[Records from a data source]
-=-=-=-=-

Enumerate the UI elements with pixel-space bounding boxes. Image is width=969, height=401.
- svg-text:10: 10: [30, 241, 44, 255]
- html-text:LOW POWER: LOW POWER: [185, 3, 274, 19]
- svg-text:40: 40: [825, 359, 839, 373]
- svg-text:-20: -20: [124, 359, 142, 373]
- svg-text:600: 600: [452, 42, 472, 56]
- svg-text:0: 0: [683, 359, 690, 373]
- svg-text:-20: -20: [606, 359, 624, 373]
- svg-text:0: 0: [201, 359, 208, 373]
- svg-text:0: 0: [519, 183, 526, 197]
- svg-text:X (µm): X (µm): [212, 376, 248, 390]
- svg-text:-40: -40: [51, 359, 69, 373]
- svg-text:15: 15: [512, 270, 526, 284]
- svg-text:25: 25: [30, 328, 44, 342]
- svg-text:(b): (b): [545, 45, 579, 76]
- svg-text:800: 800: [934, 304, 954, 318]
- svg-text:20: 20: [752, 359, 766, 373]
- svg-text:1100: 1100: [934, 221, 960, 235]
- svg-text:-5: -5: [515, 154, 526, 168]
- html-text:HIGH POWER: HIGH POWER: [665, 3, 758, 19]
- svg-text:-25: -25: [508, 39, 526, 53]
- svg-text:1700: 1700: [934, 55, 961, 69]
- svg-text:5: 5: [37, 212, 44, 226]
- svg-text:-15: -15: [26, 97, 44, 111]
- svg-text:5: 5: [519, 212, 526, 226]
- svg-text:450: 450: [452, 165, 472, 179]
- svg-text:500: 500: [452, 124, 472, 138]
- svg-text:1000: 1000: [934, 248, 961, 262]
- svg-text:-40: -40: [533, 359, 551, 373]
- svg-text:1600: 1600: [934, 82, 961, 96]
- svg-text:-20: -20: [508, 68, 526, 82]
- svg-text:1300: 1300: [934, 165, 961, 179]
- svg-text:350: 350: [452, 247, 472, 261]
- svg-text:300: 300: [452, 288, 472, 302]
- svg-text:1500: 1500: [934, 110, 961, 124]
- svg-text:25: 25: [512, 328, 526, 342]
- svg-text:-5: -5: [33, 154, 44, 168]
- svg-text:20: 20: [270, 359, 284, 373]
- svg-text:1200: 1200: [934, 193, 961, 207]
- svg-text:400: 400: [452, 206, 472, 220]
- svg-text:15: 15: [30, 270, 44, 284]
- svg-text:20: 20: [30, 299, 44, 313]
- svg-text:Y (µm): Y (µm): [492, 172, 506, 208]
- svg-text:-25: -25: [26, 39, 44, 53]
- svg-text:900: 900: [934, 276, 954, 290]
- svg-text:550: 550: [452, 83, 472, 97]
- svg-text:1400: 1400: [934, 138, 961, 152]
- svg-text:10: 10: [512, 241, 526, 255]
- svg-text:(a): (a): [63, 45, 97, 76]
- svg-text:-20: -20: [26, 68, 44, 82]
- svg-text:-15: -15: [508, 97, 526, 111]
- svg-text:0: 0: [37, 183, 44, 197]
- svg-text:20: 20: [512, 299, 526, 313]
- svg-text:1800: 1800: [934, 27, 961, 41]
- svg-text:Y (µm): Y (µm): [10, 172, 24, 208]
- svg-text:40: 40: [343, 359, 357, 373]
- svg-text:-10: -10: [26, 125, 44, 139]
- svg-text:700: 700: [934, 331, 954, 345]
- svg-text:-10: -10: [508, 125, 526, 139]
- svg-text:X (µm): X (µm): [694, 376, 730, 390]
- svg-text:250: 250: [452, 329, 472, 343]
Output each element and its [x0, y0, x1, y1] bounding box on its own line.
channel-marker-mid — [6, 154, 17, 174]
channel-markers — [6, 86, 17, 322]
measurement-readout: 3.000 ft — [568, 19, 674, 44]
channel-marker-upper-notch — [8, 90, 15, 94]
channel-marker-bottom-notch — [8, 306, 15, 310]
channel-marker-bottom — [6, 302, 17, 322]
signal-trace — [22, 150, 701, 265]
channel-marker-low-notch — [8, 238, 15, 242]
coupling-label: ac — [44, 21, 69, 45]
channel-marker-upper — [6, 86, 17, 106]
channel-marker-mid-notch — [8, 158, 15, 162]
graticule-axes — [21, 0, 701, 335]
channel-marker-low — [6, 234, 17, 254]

-=-=-=-=-

• **THE EXERCISE**: Please return the material above line for line, with every character unchanged.

• **ANSWER FOR THE TASK**:
Enumerate the UI elements with pixel-space bounding boxes. Image is width=969, height=401.
- svg-text:10: 10: [30, 241, 44, 255]
- html-text:LOW POWER: LOW POWER: [185, 3, 274, 19]
- svg-text:40: 40: [825, 359, 839, 373]
- svg-text:-20: -20: [124, 359, 142, 373]
- svg-text:600: 600: [452, 42, 472, 56]
- svg-text:0: 0: [683, 359, 690, 373]
- svg-text:-20: -20: [606, 359, 624, 373]
- svg-text:0: 0: [201, 359, 208, 373]
- svg-text:0: 0: [519, 183, 526, 197]
- svg-text:X (µm): X (µm): [212, 376, 248, 390]
- svg-text:-40: -40: [51, 359, 69, 373]
- svg-text:15: 15: [512, 270, 526, 284]
- svg-text:25: 25: [30, 328, 44, 342]
- svg-text:(b): (b): [545, 45, 579, 76]
- svg-text:800: 800: [934, 304, 954, 318]
- svg-text:20: 20: [752, 359, 766, 373]
- svg-text:1100: 1100: [934, 221, 960, 235]
- svg-text:-5: -5: [515, 154, 526, 168]
- html-text:HIGH POWER: HIGH POWER: [665, 3, 758, 19]
- svg-text:-25: -25: [508, 39, 526, 53]
- svg-text:1700: 1700: [934, 55, 961, 69]
- svg-text:5: 5: [37, 212, 44, 226]
- svg-text:-15: -15: [26, 97, 44, 111]
- svg-text:5: 5: [519, 212, 526, 226]
- svg-text:450: 450: [452, 165, 472, 179]
- svg-text:500: 500: [452, 124, 472, 138]
- svg-text:1000: 1000: [934, 248, 961, 262]
- svg-text:-40: -40: [533, 359, 551, 373]
- svg-text:1600: 1600: [934, 82, 961, 96]
- svg-text:-20: -20: [508, 68, 526, 82]
- svg-text:1300: 1300: [934, 165, 961, 179]
- svg-text:350: 350: [452, 247, 472, 261]
- svg-text:300: 300: [452, 288, 472, 302]
- svg-text:1500: 1500: [934, 110, 961, 124]
- svg-text:25: 25: [512, 328, 526, 342]
- svg-text:-5: -5: [33, 154, 44, 168]
- svg-text:20: 20: [270, 359, 284, 373]
- svg-text:1200: 1200: [934, 193, 961, 207]
- svg-text:400: 400: [452, 206, 472, 220]
- svg-text:15: 15: [30, 270, 44, 284]
- svg-text:20: 20: [30, 299, 44, 313]
- svg-text:Y (µm): Y (µm): [492, 172, 506, 208]
- svg-text:-25: -25: [26, 39, 44, 53]
- svg-text:900: 900: [934, 276, 954, 290]
- svg-text:550: 550: [452, 83, 472, 97]
- svg-text:1400: 1400: [934, 138, 961, 152]
- svg-text:10: 10: [512, 241, 526, 255]
- svg-text:(a): (a): [63, 45, 97, 76]
- svg-text:-20: -20: [26, 68, 44, 82]
- svg-text:-15: -15: [508, 97, 526, 111]
- svg-text:0: 0: [37, 183, 44, 197]
- svg-text:20: 20: [512, 299, 526, 313]
- svg-text:1800: 1800: [934, 27, 961, 41]
- svg-text:Y (µm): Y (µm): [10, 172, 24, 208]
- svg-text:40: 40: [343, 359, 357, 373]
- svg-text:-10: -10: [26, 125, 44, 139]
- svg-text:700: 700: [934, 331, 954, 345]
- svg-text:-10: -10: [508, 125, 526, 139]
- svg-text:X (µm): X (µm): [694, 376, 730, 390]
- svg-text:250: 250: [452, 329, 472, 343]
Output each element and its [x0, y0, x1, y1] bounding box on its own line.
channel-marker-mid — [6, 154, 17, 174]
channel-markers — [6, 86, 17, 322]
measurement-readout: 3.000 ft — [568, 19, 674, 44]
channel-marker-upper-notch — [8, 90, 15, 94]
channel-marker-bottom-notch — [8, 306, 15, 310]
channel-marker-bottom — [6, 302, 17, 322]
signal-trace — [22, 150, 701, 265]
channel-marker-low-notch — [8, 238, 15, 242]
coupling-label: ac — [44, 21, 69, 45]
channel-marker-upper — [6, 86, 17, 106]
channel-marker-mid-notch — [8, 158, 15, 162]
graticule-axes — [21, 0, 701, 335]
channel-marker-low — [6, 234, 17, 254]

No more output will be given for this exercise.